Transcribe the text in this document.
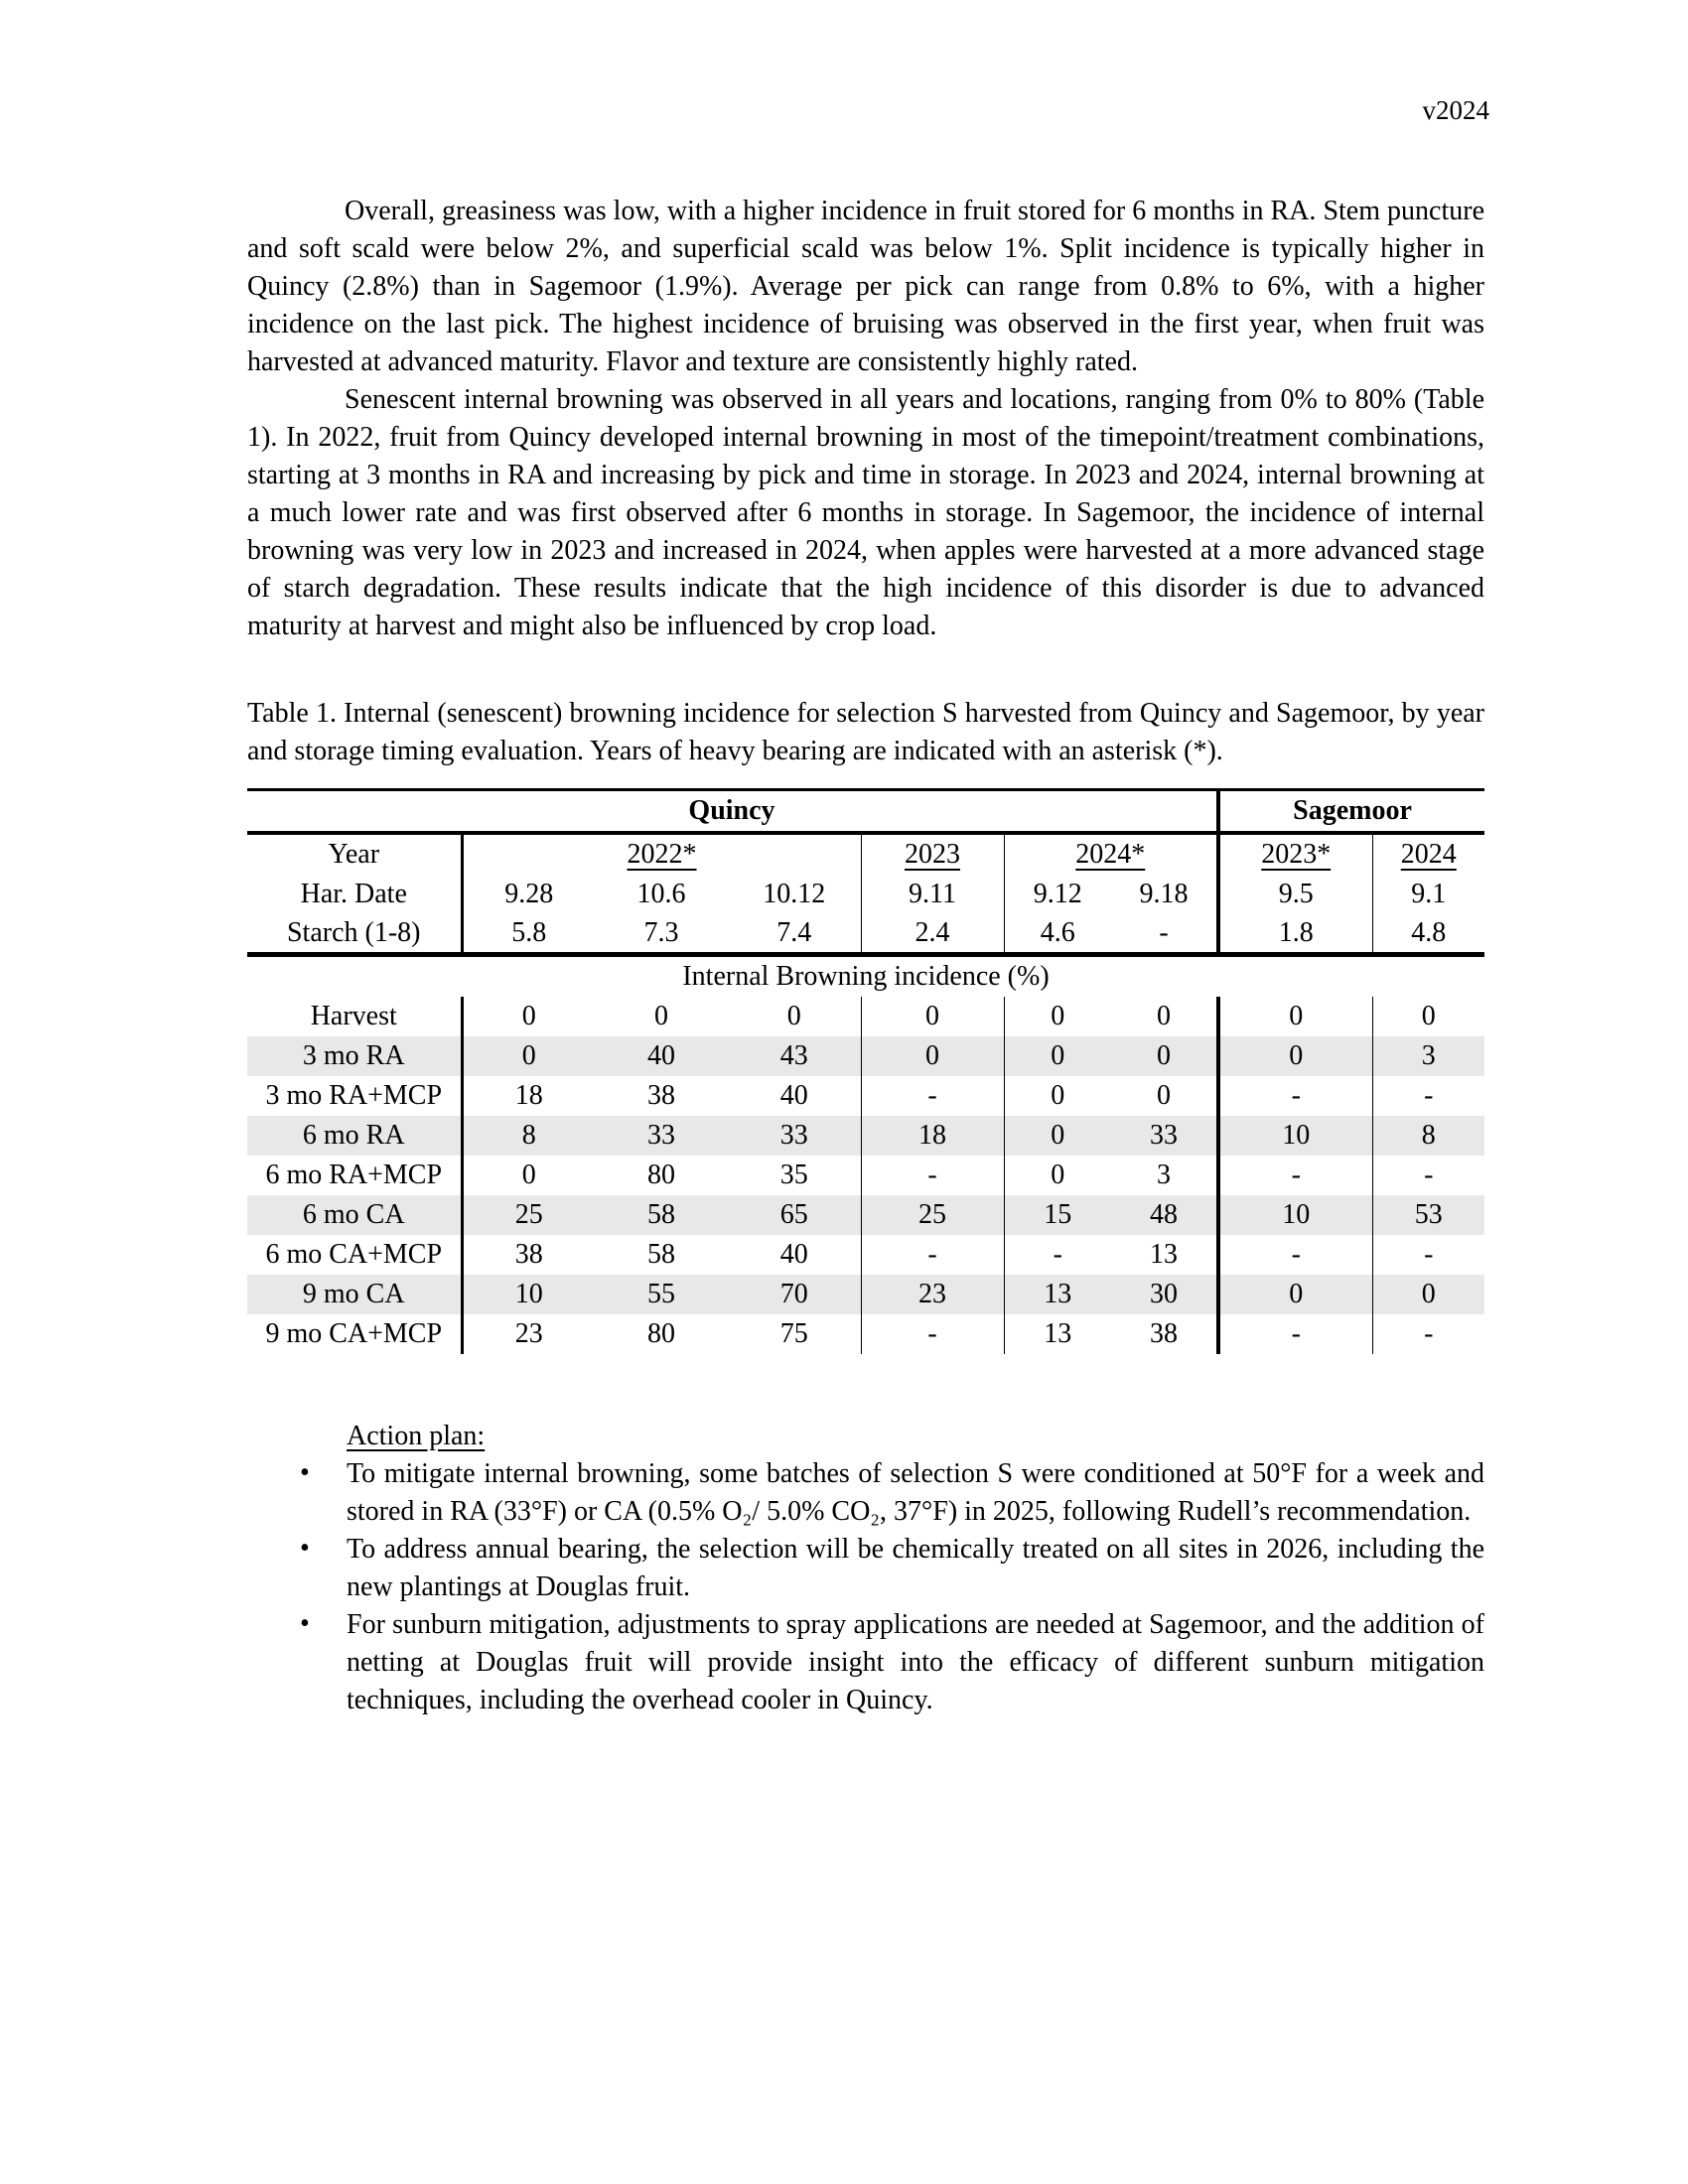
v2024

Overall, greasiness was low, with a higher incidence in fruit stored for 6 months in RA. Stem puncture and soft scald were below 2%, and superficial scald was below 1%. Split incidence is typically higher in Quincy (2.8%) than in Sagemoor (1.9%). Average per pick can range from 0.8% to 6%, with a higher incidence on the last pick. The highest incidence of bruising was observed in the first year, when fruit was harvested at advanced maturity. Flavor and texture are consistently highly rated.

Senescent internal browning was observed in all years and locations, ranging from 0% to 80% (Table 1). In 2022, fruit from Quincy developed internal browning in most of the timepoint/treatment combinations, starting at 3 months in RA and increasing by pick and time in storage. In 2023 and 2024, internal browning at a much lower rate and was first observed after 6 months in storage. In Sagemoor, the incidence of internal browning was very low in 2023 and increased in 2024, when apples were harvested at a more advanced stage of starch degradation. These results indicate that the high incidence of this disorder is due to advanced maturity at harvest and might also be influenced by crop load.

Table 1. Internal (senescent) browning incidence for selection S harvested from Quincy and Sagemoor, by year and storage timing evaluation. Years of heavy bearing are indicated with an asterisk (*).

Quincy							Sagemoor	
Year	2022*			2023	2024*		2023*	2024
Har. Date	9.28	10.6	10.12	9.11	9.12	9.18	9.5	9.1
Starch (1-8)	5.8	7.3	7.4	2.4	4.6	-	1.8	4.8
Internal Browning incidence (%)								
Harvest	0	0	0	0	0	0	0	0
3 mo RA	0	40	43	0	0	0	0	3
3 mo RA+MCP	18	38	40	-	0	0	-	-
6 mo RA	8	33	33	18	0	33	10	8
6 mo RA+MCP	0	80	35	-	0	3	-	-
6 mo CA	25	58	65	25	15	48	10	53
6 mo CA+MCP	38	58	40	-	-	13	-	-
9 mo CA	10	55	70	23	13	30	0	0
9 mo CA+MCP	23	80	75	-	13	38	-	-

Action plan:

• To mitigate internal browning, some batches of selection S were conditioned at 50°F for a week and stored in RA (33°F) or CA (0.5% O₂/ 5.0% CO₂, 37°F) in 2025, following Rudell’s recommendation.

• To address annual bearing, the selection will be chemically treated on all sites in 2026, including the new plantings at Douglas fruit.

• For sunburn mitigation, adjustments to spray applications are needed at Sagemoor, and the addition of netting at Douglas fruit will provide insight into the efficacy of different sunburn mitigation techniques, including the overhead cooler in Quincy.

Request: Pick out lines containing the word "will", each one as written.

Final result:
• To address annual bearing, the selection will be chemically treated on all sites in 2026, including the new plantings at Douglas fruit.
• For sunburn mitigation, adjustments to spray applications are needed at Sagemoor, and the addition of netting at Douglas fruit will provide insight into the efficacy of different sunburn mitigation techniques, including the overhead cooler in Quincy.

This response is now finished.